Task goal:
Repeat all entries exactly.

┌──

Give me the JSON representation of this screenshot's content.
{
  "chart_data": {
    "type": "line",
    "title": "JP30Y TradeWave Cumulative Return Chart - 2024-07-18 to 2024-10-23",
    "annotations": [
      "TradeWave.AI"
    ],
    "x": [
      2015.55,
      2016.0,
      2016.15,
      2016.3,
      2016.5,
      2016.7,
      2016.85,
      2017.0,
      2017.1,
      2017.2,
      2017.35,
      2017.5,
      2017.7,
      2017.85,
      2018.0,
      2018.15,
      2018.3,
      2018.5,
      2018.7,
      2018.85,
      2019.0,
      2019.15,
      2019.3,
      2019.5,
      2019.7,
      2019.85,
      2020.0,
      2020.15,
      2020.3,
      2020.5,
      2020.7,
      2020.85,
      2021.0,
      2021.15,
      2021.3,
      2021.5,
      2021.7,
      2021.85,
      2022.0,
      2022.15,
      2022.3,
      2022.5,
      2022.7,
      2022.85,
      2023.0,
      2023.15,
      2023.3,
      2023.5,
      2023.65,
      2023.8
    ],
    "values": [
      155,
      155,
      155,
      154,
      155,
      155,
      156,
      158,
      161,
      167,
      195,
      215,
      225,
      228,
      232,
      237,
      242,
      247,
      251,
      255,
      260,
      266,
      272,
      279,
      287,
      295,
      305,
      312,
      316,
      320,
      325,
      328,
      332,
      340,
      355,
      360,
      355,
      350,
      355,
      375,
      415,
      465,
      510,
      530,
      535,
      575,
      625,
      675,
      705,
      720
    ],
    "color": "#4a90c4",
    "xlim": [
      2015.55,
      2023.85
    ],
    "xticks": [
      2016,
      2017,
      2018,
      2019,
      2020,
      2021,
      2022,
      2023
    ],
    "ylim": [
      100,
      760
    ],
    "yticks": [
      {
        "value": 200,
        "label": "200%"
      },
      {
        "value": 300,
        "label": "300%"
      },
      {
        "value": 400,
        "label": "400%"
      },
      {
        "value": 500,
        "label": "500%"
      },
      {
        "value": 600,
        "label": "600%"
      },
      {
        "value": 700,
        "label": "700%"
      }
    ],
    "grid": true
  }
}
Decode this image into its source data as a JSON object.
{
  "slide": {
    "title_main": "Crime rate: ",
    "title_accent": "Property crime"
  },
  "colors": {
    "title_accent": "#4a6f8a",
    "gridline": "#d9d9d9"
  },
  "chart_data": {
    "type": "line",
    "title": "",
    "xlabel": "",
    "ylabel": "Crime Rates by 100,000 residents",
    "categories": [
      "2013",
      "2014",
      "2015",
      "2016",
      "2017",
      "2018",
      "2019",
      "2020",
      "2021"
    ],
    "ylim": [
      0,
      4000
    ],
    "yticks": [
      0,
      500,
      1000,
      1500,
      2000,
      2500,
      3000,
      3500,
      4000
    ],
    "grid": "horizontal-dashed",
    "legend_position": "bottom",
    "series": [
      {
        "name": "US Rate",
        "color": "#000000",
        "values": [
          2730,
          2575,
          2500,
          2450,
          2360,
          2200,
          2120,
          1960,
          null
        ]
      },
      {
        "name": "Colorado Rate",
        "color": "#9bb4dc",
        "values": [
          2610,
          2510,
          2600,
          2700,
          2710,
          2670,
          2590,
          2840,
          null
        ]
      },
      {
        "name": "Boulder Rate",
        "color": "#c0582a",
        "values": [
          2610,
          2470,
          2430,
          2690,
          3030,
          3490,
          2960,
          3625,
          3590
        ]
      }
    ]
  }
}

└──

The solution:
Give me the JSON representation of this screenshot's content.
{
  "chart_data": {
    "type": "line",
    "title": "JP30Y TradeWave Cumulative Return Chart - 2024-07-18 to 2024-10-23",
    "annotations": [
      "TradeWave.AI"
    ],
    "x": [
      2015.55,
      2016.0,
      2016.15,
      2016.3,
      2016.5,
      2016.7,
      2016.85,
      2017.0,
      2017.1,
      2017.2,
      2017.35,
      2017.5,
      2017.7,
      2017.85,
      2018.0,
      2018.15,
      2018.3,
      2018.5,
      2018.7,
      2018.85,
      2019.0,
      2019.15,
      2019.3,
      2019.5,
      2019.7,
      2019.85,
      2020.0,
      2020.15,
      2020.3,
      2020.5,
      2020.7,
      2020.85,
      2021.0,
      2021.15,
      2021.3,
      2021.5,
      2021.7,
      2021.85,
      2022.0,
      2022.15,
      2022.3,
      2022.5,
      2022.7,
      2022.85,
      2023.0,
      2023.15,
      2023.3,
      2023.5,
      2023.65,
      2023.8
    ],
    "values": [
      155,
      155,
      155,
      154,
      155,
      155,
      156,
      158,
      161,
      167,
      195,
      215,
      225,
      228,
      232,
      237,
      242,
      247,
      251,
      255,
      260,
      266,
      272,
      279,
      287,
      295,
      305,
      312,
      316,
      320,
      325,
      328,
      332,
      340,
      355,
      360,
      355,
      350,
      355,
      375,
      415,
      465,
      510,
      530,
      535,
      575,
      625,
      675,
      705,
      720
    ],
    "color": "#4a90c4",
    "xlim": [
      2015.55,
      2023.85
    ],
    "xticks": [
      2016,
      2017,
      2018,
      2019,
      2020,
      2021,
      2022,
      2023
    ],
    "ylim": [
      100,
      760
    ],
    "yticks": [
      {
        "value": 200,
        "label": "200%"
      },
      {
        "value": 300,
        "label": "300%"
      },
      {
        "value": 400,
        "label": "400%"
      },
      {
        "value": 500,
        "label": "500%"
      },
      {
        "value": 600,
        "label": "600%"
      },
      {
        "value": 700,
        "label": "700%"
      }
    ],
    "grid": true
  }
}
Decode this image into its source data as a JSON object.
{
  "slide": {
    "title_main": "Crime rate: ",
    "title_accent": "Property crime"
  },
  "colors": {
    "title_accent": "#4a6f8a",
    "gridline": "#d9d9d9"
  },
  "chart_data": {
    "type": "line",
    "title": "",
    "xlabel": "",
    "ylabel": "Crime Rates by 100,000 residents",
    "categories": [
      "2013",
      "2014",
      "2015",
      "2016",
      "2017",
      "2018",
      "2019",
      "2020",
      "2021"
    ],
    "ylim": [
      0,
      4000
    ],
    "yticks": [
      0,
      500,
      1000,
      1500,
      2000,
      2500,
      3000,
      3500,
      4000
    ],
    "grid": "horizontal-dashed",
    "legend_position": "bottom",
    "series": [
      {
        "name": "US Rate",
        "color": "#000000",
        "values": [
          2730,
          2575,
          2500,
          2450,
          2360,
          2200,
          2120,
          1960,
          null
        ]
      },
      {
        "name": "Colorado Rate",
        "color": "#9bb4dc",
        "values": [
          2610,
          2510,
          2600,
          2700,
          2710,
          2670,
          2590,
          2840,
          null
        ]
      },
      {
        "name": "Boulder Rate",
        "color": "#c0582a",
        "values": [
          2610,
          2470,
          2430,
          2690,
          3030,
          3490,
          2960,
          3625,
          3590
        ]
      }
    ]
  }
}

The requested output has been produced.